> **DATASET CONTENT**:
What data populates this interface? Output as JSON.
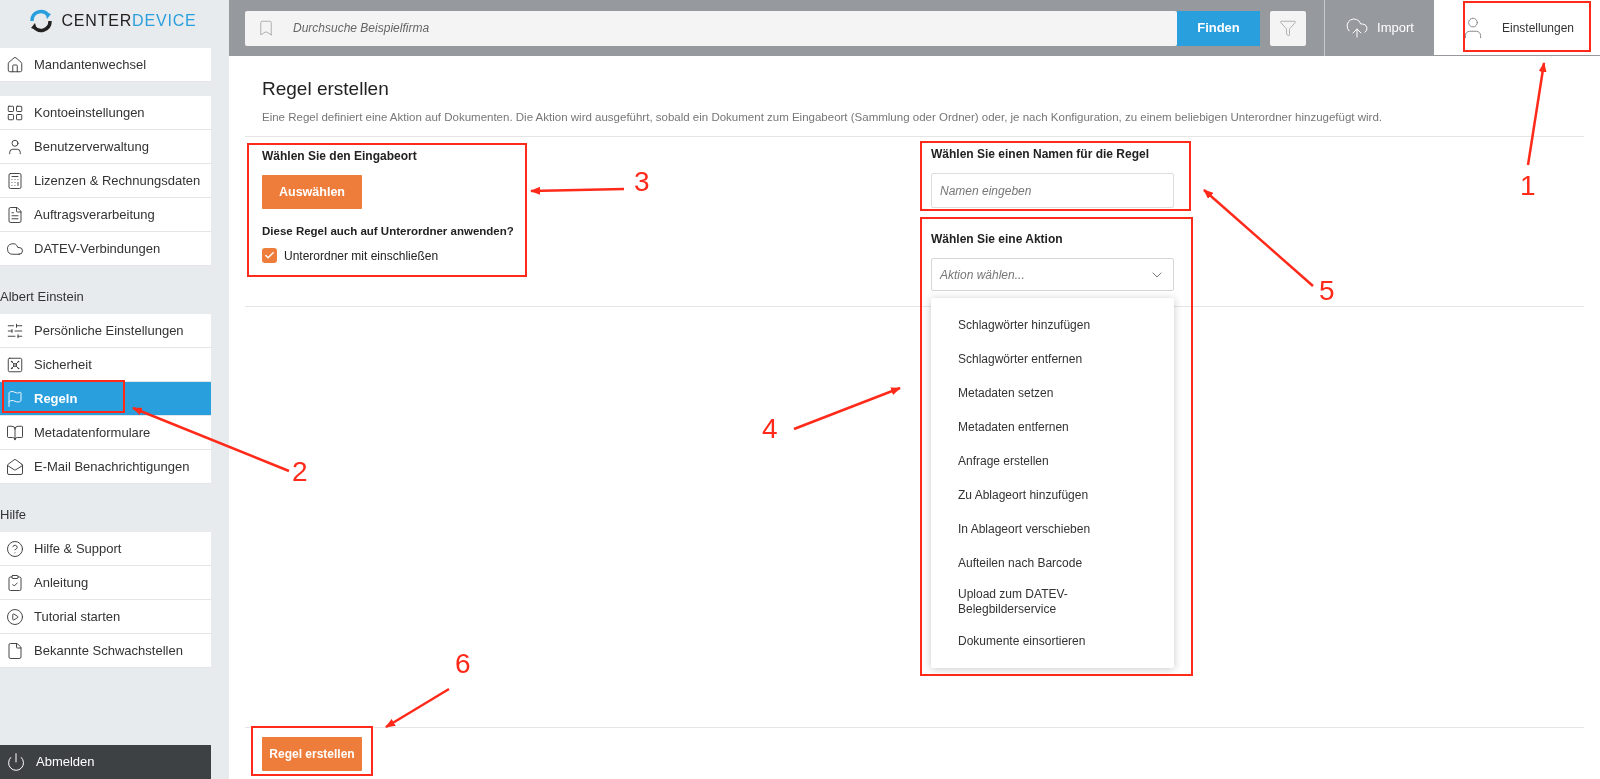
{
  "logo": {
    "first": "CENTER",
    "second": "DEVICE"
  },
  "sidebar": {
    "groups": [
      {
        "items": [
          {
            "label": "Mandantenwechsel",
            "selected": false
          }
        ]
      },
      {
        "items": [
          {
            "label": "Kontoeinstellungen",
            "selected": false
          },
          {
            "label": "Benutzerverwaltung",
            "selected": false
          },
          {
            "label": "Lizenzen & Rechnungsdaten",
            "selected": false
          },
          {
            "label": "Auftragsverarbeitung",
            "selected": false
          },
          {
            "label": "DATEV-Verbindungen",
            "selected": false
          }
        ]
      },
      {
        "heading": "Albert Einstein",
        "items": [
          {
            "label": "Persönliche Einstellungen",
            "selected": false
          },
          {
            "label": "Sicherheit",
            "selected": false
          },
          {
            "label": "Regeln",
            "selected": true
          },
          {
            "label": "Metadatenformulare",
            "selected": false
          },
          {
            "label": "E-Mail Benachrichtigungen",
            "selected": false
          }
        ]
      },
      {
        "heading": "Hilfe",
        "items": [
          {
            "label": "Hilfe & Support",
            "selected": false
          },
          {
            "label": "Anleitung",
            "selected": false
          },
          {
            "label": "Tutorial starten",
            "selected": false
          },
          {
            "label": "Bekannte Schwachstellen",
            "selected": false
          }
        ]
      }
    ],
    "logout": "Abmelden"
  },
  "top_bar": {
    "search": {
      "placeholder": "Durchsuche Beispielfirma"
    },
    "find_button": "Finden",
    "import_button": "Import",
    "settings_button": "Einstellungen"
  },
  "form": {
    "title": "Regel erstellen",
    "description": "Eine Regel definiert eine Aktion auf Dokumenten. Die Aktion wird ausgeführt, sobald ein Dokument zum Eingabeort (Sammlung oder Ordner) oder, je nach Konfiguration, zu einem beliebigen Unterordner hinzugefügt wird.",
    "location": {
      "label": "Wählen Sie den Eingabeort",
      "button": "Auswählen",
      "subfolder_question": "Diese Regel auch auf Unterordner anwenden?",
      "checkbox": {
        "label": "Unterordner mit einschließen",
        "checked": true
      }
    },
    "name": {
      "label": "Wählen Sie einen Namen für die Regel",
      "placeholder": "Namen eingeben"
    },
    "action": {
      "label": "Wählen Sie eine Aktion",
      "placeholder": "Aktion wählen...",
      "expanded": true,
      "options": [
        "Schlagwörter hinzufügen",
        "Schlagwörter entfernen",
        "Metadaten setzen",
        "Metadaten entfernen",
        "Anfrage erstellen",
        "Zu Ablageort hinzufügen",
        "In Ablageort verschieben",
        "Aufteilen nach Barcode",
        "Upload zum DATEV-Belegbilderservice",
        "Dokumente einsortieren"
      ]
    },
    "submit": "Regel erstellen"
  },
  "annotations": [
    "1",
    "2",
    "3",
    "4",
    "5",
    "6"
  ]
}
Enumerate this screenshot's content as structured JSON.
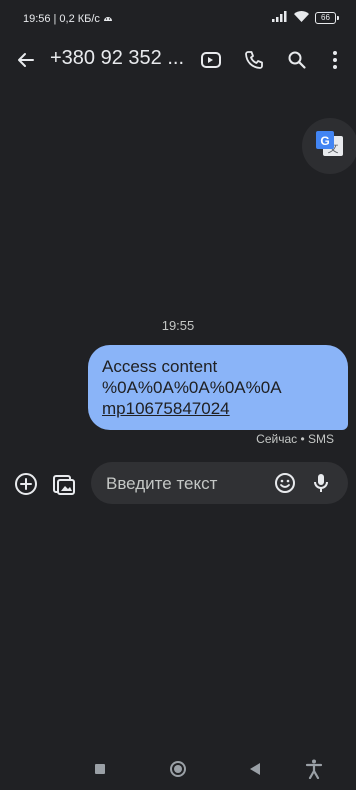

> **CHALLENGE**:
Exclude every picture and copy the remaining data exactly.

> **EXPECTED ANSWER**:
What data populates this interface? Output as JSON.
{
  "logo": {
    "first": "CENTER",
    "second": "DEVICE"
  },
  "sidebar": {
    "groups": [
      {
        "items": [
          {
            "label": "Mandantenwechsel",
            "selected": false
          }
        ]
      },
      {
        "items": [
          {
            "label": "Kontoeinstellungen",
            "selected": false
          },
          {
            "label": "Benutzerverwaltung",
            "selected": false
          },
          {
            "label": "Lizenzen & Rechnungsdaten",
            "selected": false
          },
          {
            "label": "Auftragsverarbeitung",
            "selected": false
          },
          {
            "label": "DATEV-Verbindungen",
            "selected": false
          }
        ]
      },
      {
        "heading": "Albert Einstein",
        "items": [
          {
            "label": "Persönliche Einstellungen",
            "selected": false
          },
          {
            "label": "Sicherheit",
            "selected": false
          },
          {
            "label": "Regeln",
            "selected": true
          },
          {
            "label": "Metadatenformulare",
            "selected": false
          },
          {
            "label": "E-Mail Benachrichtigungen",
            "selected": false
          }
        ]
      },
      {
        "heading": "Hilfe",
        "items": [
          {
            "label": "Hilfe & Support",
            "selected": false
          },
          {
            "label": "Anleitung",
            "selected": false
          },
          {
            "label": "Tutorial starten",
            "selected": false
          },
          {
            "label": "Bekannte Schwachstellen",
            "selected": false
          }
        ]
      }
    ],
    "logout": "Abmelden"
  },
  "top_bar": {
    "search": {
      "placeholder": "Durchsuche Beispielfirma"
    },
    "find_button": "Finden",
    "import_button": "Import",
    "settings_button": "Einstellungen"
  },
  "form": {
    "title": "Regel erstellen",
    "description": "Eine Regel definiert eine Aktion auf Dokumenten. Die Aktion wird ausgeführt, sobald ein Dokument zum Eingabeort (Sammlung oder Ordner) oder, je nach Konfiguration, zu einem beliebigen Unterordner hinzugefügt wird.",
    "location": {
      "label": "Wählen Sie den Eingabeort",
      "button": "Auswählen",
      "subfolder_question": "Diese Regel auch auf Unterordner anwenden?",
      "checkbox": {
        "label": "Unterordner mit einschließen",
        "checked": true
      }
    },
    "name": {
      "label": "Wählen Sie einen Namen für die Regel",
      "placeholder": "Namen eingeben"
    },
    "action": {
      "label": "Wählen Sie eine Aktion",
      "placeholder": "Aktion wählen...",
      "expanded": true,
      "options": [
        "Schlagwörter hinzufügen",
        "Schlagwörter entfernen",
        "Metadaten setzen",
        "Metadaten entfernen",
        "Anfrage erstellen",
        "Zu Ablageort hinzufügen",
        "In Ablageort verschieben",
        "Aufteilen nach Barcode",
        "Upload zum DATEV-Belegbilderservice",
        "Dokumente einsortieren"
      ]
    },
    "submit": "Regel erstellen"
  },
  "annotations": [
    "1",
    "2",
    "3",
    "4",
    "5",
    "6"
  ]
}
Enumerate this screenshot's content as structured JSON.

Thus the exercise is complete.